Stored data entries

════════

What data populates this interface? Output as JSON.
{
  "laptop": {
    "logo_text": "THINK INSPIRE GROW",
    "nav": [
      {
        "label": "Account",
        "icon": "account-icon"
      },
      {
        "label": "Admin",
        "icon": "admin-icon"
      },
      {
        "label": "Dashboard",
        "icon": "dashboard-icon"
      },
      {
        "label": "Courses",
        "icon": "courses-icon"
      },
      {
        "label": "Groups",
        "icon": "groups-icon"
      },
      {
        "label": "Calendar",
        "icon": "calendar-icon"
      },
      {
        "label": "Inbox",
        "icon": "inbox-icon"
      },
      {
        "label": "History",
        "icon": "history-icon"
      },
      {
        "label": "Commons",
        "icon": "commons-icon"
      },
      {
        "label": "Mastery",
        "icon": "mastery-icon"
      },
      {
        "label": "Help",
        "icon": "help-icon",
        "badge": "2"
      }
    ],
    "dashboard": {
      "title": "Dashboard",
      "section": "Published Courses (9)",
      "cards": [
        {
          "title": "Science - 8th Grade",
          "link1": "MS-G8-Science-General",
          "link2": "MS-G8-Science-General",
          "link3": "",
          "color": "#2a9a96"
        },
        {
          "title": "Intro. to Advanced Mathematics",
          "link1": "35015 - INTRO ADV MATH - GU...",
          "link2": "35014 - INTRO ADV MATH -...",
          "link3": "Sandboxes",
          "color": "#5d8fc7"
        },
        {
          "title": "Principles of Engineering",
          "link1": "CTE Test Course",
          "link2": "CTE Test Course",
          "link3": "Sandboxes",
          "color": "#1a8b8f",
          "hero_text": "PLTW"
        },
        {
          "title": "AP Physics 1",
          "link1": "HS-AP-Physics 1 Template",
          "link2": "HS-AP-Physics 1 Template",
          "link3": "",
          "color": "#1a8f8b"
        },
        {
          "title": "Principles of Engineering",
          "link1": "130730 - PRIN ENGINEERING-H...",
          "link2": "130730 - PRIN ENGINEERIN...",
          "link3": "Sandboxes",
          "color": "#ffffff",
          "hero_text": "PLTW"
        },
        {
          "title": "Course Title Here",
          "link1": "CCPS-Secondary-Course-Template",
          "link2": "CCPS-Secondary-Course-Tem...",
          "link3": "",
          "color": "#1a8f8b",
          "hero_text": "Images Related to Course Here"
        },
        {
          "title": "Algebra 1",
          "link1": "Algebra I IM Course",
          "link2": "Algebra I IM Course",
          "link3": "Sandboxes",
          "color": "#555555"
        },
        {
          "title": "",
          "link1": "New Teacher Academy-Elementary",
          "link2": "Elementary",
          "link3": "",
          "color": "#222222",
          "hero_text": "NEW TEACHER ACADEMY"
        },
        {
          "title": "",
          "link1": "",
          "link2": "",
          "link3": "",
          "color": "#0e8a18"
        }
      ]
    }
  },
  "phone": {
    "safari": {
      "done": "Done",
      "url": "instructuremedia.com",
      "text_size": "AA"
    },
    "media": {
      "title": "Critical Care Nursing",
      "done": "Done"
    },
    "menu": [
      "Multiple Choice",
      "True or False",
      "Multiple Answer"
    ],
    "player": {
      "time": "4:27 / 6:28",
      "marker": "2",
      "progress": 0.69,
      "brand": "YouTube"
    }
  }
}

════════

PROBLEM REQUIREMENTS –
Where a line of the records above holds the word "color", copy that line.

FINAL ANSWER –
          "color": "#2a9a96"
          "color": "#5d8fc7"
          "color": "#1a8b8f",
          "color": "#1a8f8b"
          "color": "#ffffff",
          "color": "#1a8f8b",
          "color": "#555555"
          "color": "#222222",
          "color": "#0e8a18"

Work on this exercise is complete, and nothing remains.